§ DESCRIPTION OF THE TASK
Reproduce every line of the items below word for word, omitting each picture from your answer.

§ Page element annotations
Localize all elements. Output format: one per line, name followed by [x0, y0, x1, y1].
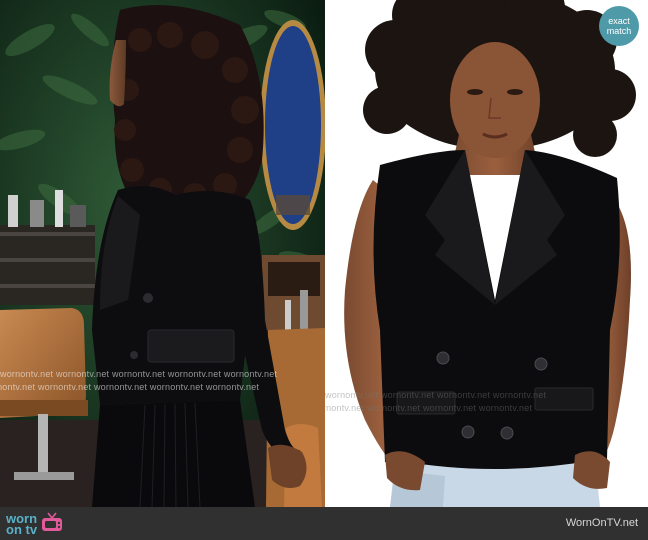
product-photo: wornontv.net wornontv.net wornontv.net w…	[325, 0, 648, 507]
watermark-row: wornontv.net wornontv.net wornontv.net w…	[0, 369, 278, 379]
footer-bar: worn on tv WornOnTV.net	[0, 507, 648, 540]
wornontv-logo[interactable]: worn on tv	[6, 512, 63, 536]
watermark-row: wornontv.net wornontv.net wornontv.net w…	[0, 382, 260, 392]
product-illustration	[344, 0, 636, 507]
tv-icon	[41, 512, 63, 537]
tv-scene-photo: wornontv.net wornontv.net wornontv.net w…	[0, 0, 325, 507]
scene-illustration	[0, 0, 325, 507]
badge-line-1: exact	[608, 16, 630, 26]
badge-line-2: match	[606, 26, 632, 36]
watermark-row: wornontv.net wornontv.net wornontv.net w…	[325, 403, 533, 413]
exact-match-badge: exact match	[599, 6, 639, 46]
site-name: WornOnTV.net	[565, 517, 638, 529]
logo-word-on-tv: on tv	[6, 522, 38, 537]
watermark-row: wornontv.net wornontv.net wornontv.net w…	[325, 390, 547, 400]
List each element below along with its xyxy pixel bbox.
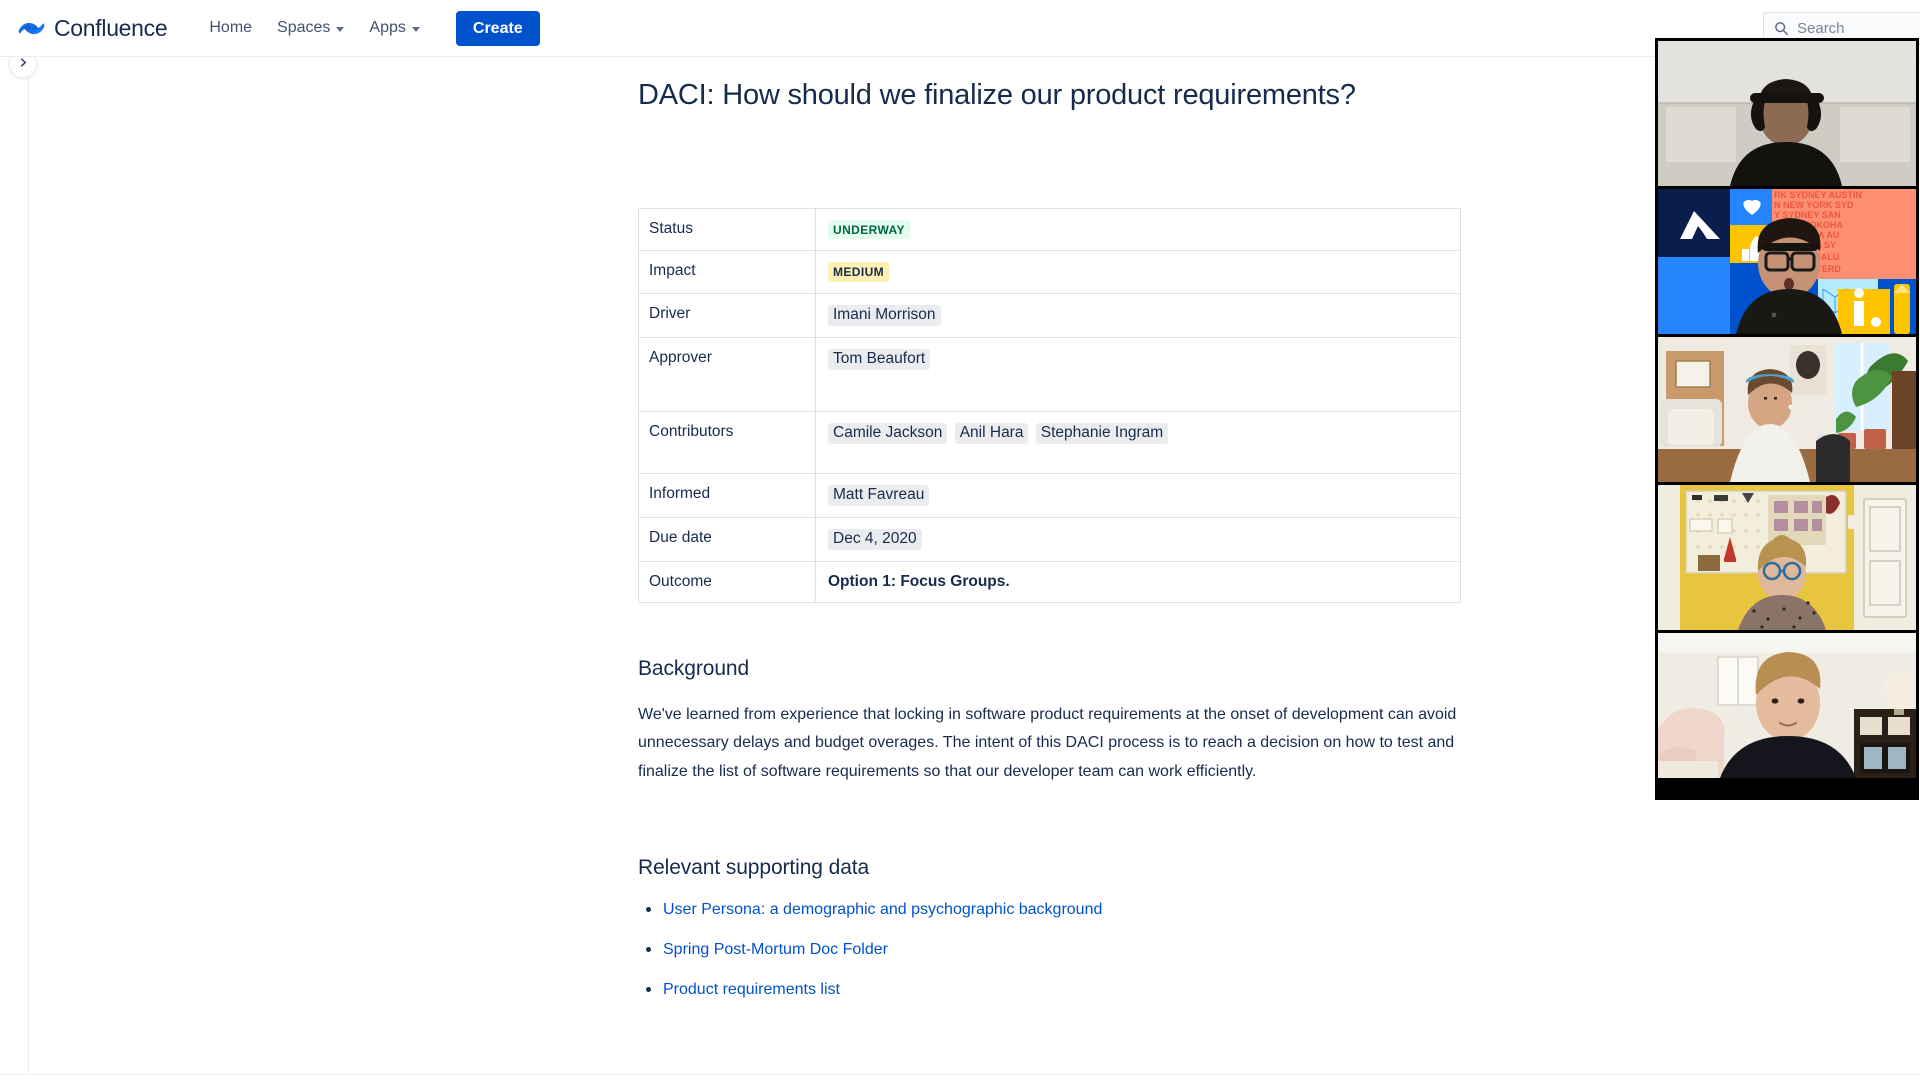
- impact-badge: MEDIUM: [828, 262, 890, 282]
- supporting-data-link-list: User Persona: a demographic and psychogr…: [638, 898, 1466, 1002]
- row-label-informed: Informed: [638, 472, 816, 518]
- participant-tile-1[interactable]: [1658, 41, 1916, 186]
- bottom-edge-strip: [0, 1074, 1920, 1080]
- row-value-impact[interactable]: MEDIUM: [815, 250, 1461, 294]
- page-content-area: DACI: How should we finalize our product…: [30, 57, 1920, 1080]
- nav-item-spaces-label: Spaces: [277, 19, 331, 36]
- daci-decision-table: Status UNDERWAY Impact MEDIUM Driver Ima…: [638, 208, 1461, 603]
- svg-text:Y SYDNEY SAN: Y SYDNEY SAN: [1774, 210, 1841, 220]
- list-item: User Persona: a demographic and psychogr…: [638, 898, 1466, 922]
- search-input[interactable]: [1797, 20, 1920, 37]
- background-paragraph: We've learned from experience that locki…: [638, 705, 1457, 780]
- user-mention[interactable]: Matt Favreau: [828, 484, 930, 506]
- chevron-right-icon: [18, 55, 29, 73]
- nav-item-home-label: Home: [209, 19, 253, 36]
- supporting-link-user-persona[interactable]: User Persona: a demographic and psychogr…: [663, 901, 1102, 918]
- list-item: Spring Post-Mortum Doc Folder: [638, 938, 1466, 962]
- table-row-approver: Approver Tom Beaufort: [638, 336, 1461, 412]
- chevron-down-icon: [411, 26, 420, 32]
- row-label-impact: Impact: [638, 250, 816, 294]
- section-heading-supporting-data: Relevant supporting data: [638, 856, 870, 880]
- row-label-driver: Driver: [638, 292, 816, 338]
- status-badge: UNDERWAY: [828, 220, 910, 240]
- nav-item-spaces[interactable]: Spaces: [266, 12, 355, 44]
- table-row-due-date: Due date Dec 4, 2020: [638, 516, 1461, 562]
- video-call-panel[interactable]: RK SYDNEY AUSTIN N NEW YORK SYD Y SYDNEY…: [1655, 38, 1919, 800]
- nav-item-home[interactable]: Home: [198, 12, 263, 44]
- table-row-driver: Driver Imani Morrison: [638, 292, 1461, 338]
- participant-tile-3[interactable]: [1658, 337, 1916, 482]
- user-mention[interactable]: Tom Beaufort: [828, 348, 931, 370]
- supporting-link-product-requirements[interactable]: Product requirements list: [663, 981, 840, 998]
- row-value-outcome[interactable]: Option 1: Focus Groups.: [815, 560, 1461, 603]
- participant-tile-5[interactable]: [1658, 633, 1916, 778]
- brand-name-label: Confluence: [54, 14, 168, 41]
- page-title: DACI: How should we finalize our product…: [638, 79, 1356, 111]
- collapsed-sidebar-rail: [0, 57, 29, 1080]
- row-label-contributors: Contributors: [638, 410, 816, 474]
- svg-text:N NEW YORK SYD: N NEW YORK SYD: [1774, 200, 1854, 210]
- supporting-link-post-mortum-folder[interactable]: Spring Post-Mortum Doc Folder: [663, 941, 888, 958]
- top-navigation-bar: Confluence Home Spaces Apps Create: [0, 0, 1920, 57]
- user-mention[interactable]: Camile Jackson: [828, 422, 948, 444]
- user-mention[interactable]: Imani Morrison: [828, 304, 941, 326]
- create-button[interactable]: Create: [455, 10, 540, 46]
- chevron-down-icon: [336, 26, 345, 32]
- user-mention[interactable]: Stephanie Ingram: [1035, 422, 1169, 444]
- primary-nav-items: Home Spaces Apps: [198, 0, 431, 56]
- participant-tile-4[interactable]: [1658, 485, 1916, 630]
- table-row-status: Status UNDERWAY: [638, 208, 1461, 252]
- confluence-brand-home-link[interactable]: Confluence: [18, 0, 168, 56]
- participant-tile-2[interactable]: RK SYDNEY AUSTIN N NEW YORK SYD Y SYDNEY…: [1658, 189, 1916, 334]
- row-value-approver[interactable]: Tom Beaufort: [815, 336, 1461, 412]
- row-value-informed[interactable]: Matt Favreau: [815, 472, 1461, 518]
- row-label-due-date: Due date: [638, 516, 816, 562]
- list-item: Product requirements list: [638, 978, 1466, 1002]
- row-value-driver[interactable]: Imani Morrison: [815, 292, 1461, 338]
- due-date-chip[interactable]: Dec 4, 2020: [828, 528, 922, 550]
- table-row-contributors: Contributors Camile Jackson Anil Hara St…: [638, 410, 1461, 474]
- table-row-outcome: Outcome Option 1: Focus Groups.: [638, 560, 1461, 603]
- table-row-impact: Impact MEDIUM: [638, 250, 1461, 294]
- user-mention[interactable]: Anil Hara: [954, 422, 1029, 444]
- outcome-text: Option 1: Focus Groups.: [828, 572, 1010, 590]
- section-heading-background: Background: [638, 656, 750, 680]
- confluence-logo-icon: [18, 15, 45, 42]
- search-icon: [1774, 21, 1789, 36]
- table-row-informed: Informed Matt Favreau: [638, 472, 1461, 518]
- document-body: DACI: How should we finalize our product…: [638, 57, 1466, 1018]
- row-label-status: Status: [638, 208, 816, 252]
- nav-item-apps-label: Apps: [369, 19, 406, 36]
- row-value-due-date[interactable]: Dec 4, 2020: [815, 516, 1461, 562]
- row-value-contributors[interactable]: Camile Jackson Anil Hara Stephanie Ingra…: [815, 410, 1461, 474]
- nav-item-apps[interactable]: Apps: [358, 12, 430, 44]
- svg-text:RK SYDNEY AUSTIN: RK SYDNEY AUSTIN: [1774, 190, 1862, 200]
- row-label-outcome: Outcome: [638, 560, 816, 603]
- row-label-approver: Approver: [638, 336, 816, 412]
- row-value-status[interactable]: UNDERWAY: [815, 208, 1461, 252]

§ EXERCISE SOLUTION
Localize all elements. Output format: one per line, name followed by [x0, y0, x1, y1].
product-photo: wornontv.net wornontv.net wornontv.net w…	[325, 0, 648, 507]
watermark-row: wornontv.net wornontv.net wornontv.net w…	[0, 369, 278, 379]
footer-bar: worn on tv WornOnTV.net	[0, 507, 648, 540]
wornontv-logo[interactable]: worn on tv	[6, 512, 63, 536]
watermark-row: wornontv.net wornontv.net wornontv.net w…	[0, 382, 260, 392]
product-illustration	[344, 0, 636, 507]
tv-icon	[41, 512, 63, 537]
tv-scene-photo: wornontv.net wornontv.net wornontv.net w…	[0, 0, 325, 507]
scene-illustration	[0, 0, 325, 507]
badge-line-1: exact	[608, 16, 630, 26]
badge-line-2: match	[606, 26, 632, 36]
watermark-row: wornontv.net wornontv.net wornontv.net w…	[325, 403, 533, 413]
exact-match-badge: exact match	[599, 6, 639, 46]
site-name: WornOnTV.net	[565, 517, 638, 529]
logo-word-on-tv: on tv	[6, 522, 38, 537]
watermark-row: wornontv.net wornontv.net wornontv.net w…	[325, 390, 547, 400]
List each element below along with its xyxy pixel bbox.
- impact-badge: MEDIUM: [828, 262, 890, 282]
- supporting-data-link-list: User Persona: a demographic and psychogr…: [638, 898, 1466, 1002]
- row-label-informed: Informed: [638, 472, 816, 518]
- participant-tile-1[interactable]: [1658, 41, 1916, 186]
- bottom-edge-strip: [0, 1074, 1920, 1080]
- row-value-impact[interactable]: MEDIUM: [815, 250, 1461, 294]
- page-content-area: DACI: How should we finalize our product…: [30, 57, 1920, 1080]
- nav-item-spaces-label: Spaces: [277, 19, 331, 36]
- daci-decision-table: Status UNDERWAY Impact MEDIUM Driver Ima…: [638, 208, 1461, 603]
- svg-text:Y SYDNEY SAN: Y SYDNEY SAN: [1774, 210, 1841, 220]
- list-item: User Persona: a demographic and psychogr…: [638, 898, 1466, 922]
- search-input[interactable]: [1797, 20, 1920, 37]
- background-paragraph: We've learned from experience that locki…: [638, 705, 1457, 780]
- user-mention[interactable]: Matt Favreau: [828, 484, 930, 506]
- chevron-right-icon: [18, 55, 29, 73]
- nav-item-home-label: Home: [209, 19, 253, 36]
- supporting-link-user-persona[interactable]: User Persona: a demographic and psychogr…: [663, 901, 1102, 918]
- list-item: Spring Post-Mortum Doc Folder: [638, 938, 1466, 962]
- table-row-approver: Approver Tom Beaufort: [638, 336, 1461, 412]
- chevron-down-icon: [411, 26, 420, 32]
- row-label-impact: Impact: [638, 250, 816, 294]
- section-heading-supporting-data: Relevant supporting data: [638, 856, 870, 880]
- row-label-driver: Driver: [638, 292, 816, 338]
- status-badge: UNDERWAY: [828, 220, 910, 240]
- nav-item-spaces[interactable]: Spaces: [266, 12, 355, 44]
- table-row-due-date: Due date Dec 4, 2020: [638, 516, 1461, 562]
- video-call-panel[interactable]: RK SYDNEY AUSTIN N NEW YORK SYD Y SYDNEY…: [1655, 38, 1919, 800]
- nav-item-home[interactable]: Home: [198, 12, 263, 44]
- table-row-driver: Driver Imani Morrison: [638, 292, 1461, 338]
- participant-tile-3[interactable]: [1658, 337, 1916, 482]
- user-mention[interactable]: Tom Beaufort: [828, 348, 931, 370]
- supporting-link-product-requirements[interactable]: Product requirements list: [663, 981, 840, 998]
- row-value-outcome[interactable]: Option 1: Focus Groups.: [815, 560, 1461, 603]
- participant-tile-5[interactable]: [1658, 633, 1916, 778]
- brand-name-label: Confluence: [54, 14, 168, 41]
- page-title: DACI: How should we finalize our product…: [638, 79, 1356, 111]
- collapsed-sidebar-rail: [0, 57, 29, 1080]
- row-label-contributors: Contributors: [638, 410, 816, 474]
- svg-text:N NEW YORK SYD: N NEW YORK SYD: [1774, 200, 1854, 210]
- supporting-link-post-mortum-folder[interactable]: Spring Post-Mortum Doc Folder: [663, 941, 888, 958]
- top-navigation-bar: Confluence Home Spaces Apps Create: [0, 0, 1920, 57]
- user-mention[interactable]: Camile Jackson: [828, 422, 948, 444]
- user-mention[interactable]: Imani Morrison: [828, 304, 941, 326]
- create-button[interactable]: Create: [455, 10, 540, 46]
- chevron-down-icon: [336, 26, 345, 32]
- user-mention[interactable]: Stephanie Ingram: [1035, 422, 1169, 444]
- primary-nav-items: Home Spaces Apps: [198, 0, 431, 56]
- participant-tile-4[interactable]: [1658, 485, 1916, 630]
- table-row-status: Status UNDERWAY: [638, 208, 1461, 252]
- confluence-brand-home-link[interactable]: Confluence: [18, 0, 168, 56]
- participant-tile-2[interactable]: RK SYDNEY AUSTIN N NEW YORK SYD Y SYDNEY…: [1658, 189, 1916, 334]
- row-value-approver[interactable]: Tom Beaufort: [815, 336, 1461, 412]
- row-value-informed[interactable]: Matt Favreau: [815, 472, 1461, 518]
- row-label-due-date: Due date: [638, 516, 816, 562]
- list-item: Product requirements list: [638, 978, 1466, 1002]
- row-value-driver[interactable]: Imani Morrison: [815, 292, 1461, 338]
- due-date-chip[interactable]: Dec 4, 2020: [828, 528, 922, 550]
- table-row-contributors: Contributors Camile Jackson Anil Hara St…: [638, 410, 1461, 474]
- table-row-outcome: Outcome Option 1: Focus Groups.: [638, 560, 1461, 603]
- table-row-impact: Impact MEDIUM: [638, 250, 1461, 294]
- user-mention[interactable]: Anil Hara: [954, 422, 1029, 444]
- outcome-text: Option 1: Focus Groups.: [828, 572, 1010, 590]
- section-heading-background: Background: [638, 656, 750, 680]
- confluence-logo-icon: [18, 15, 45, 42]
- search-icon: [1774, 21, 1789, 36]
- table-row-informed: Informed Matt Favreau: [638, 472, 1461, 518]
- document-body: DACI: How should we finalize our product…: [638, 57, 1466, 1018]
- row-label-status: Status: [638, 208, 816, 252]
- nav-item-apps-label: Apps: [369, 19, 406, 36]
- row-value-due-date[interactable]: Dec 4, 2020: [815, 516, 1461, 562]
- row-value-contributors[interactable]: Camile Jackson Anil Hara Stephanie Ingra…: [815, 410, 1461, 474]
- nav-item-apps[interactable]: Apps: [358, 12, 430, 44]
- svg-text:RK SYDNEY AUSTIN: RK SYDNEY AUSTIN: [1774, 190, 1862, 200]
- row-label-outcome: Outcome: [638, 560, 816, 603]
- row-label-approver: Approver: [638, 336, 816, 412]
- row-value-status[interactable]: UNDERWAY: [815, 208, 1461, 252]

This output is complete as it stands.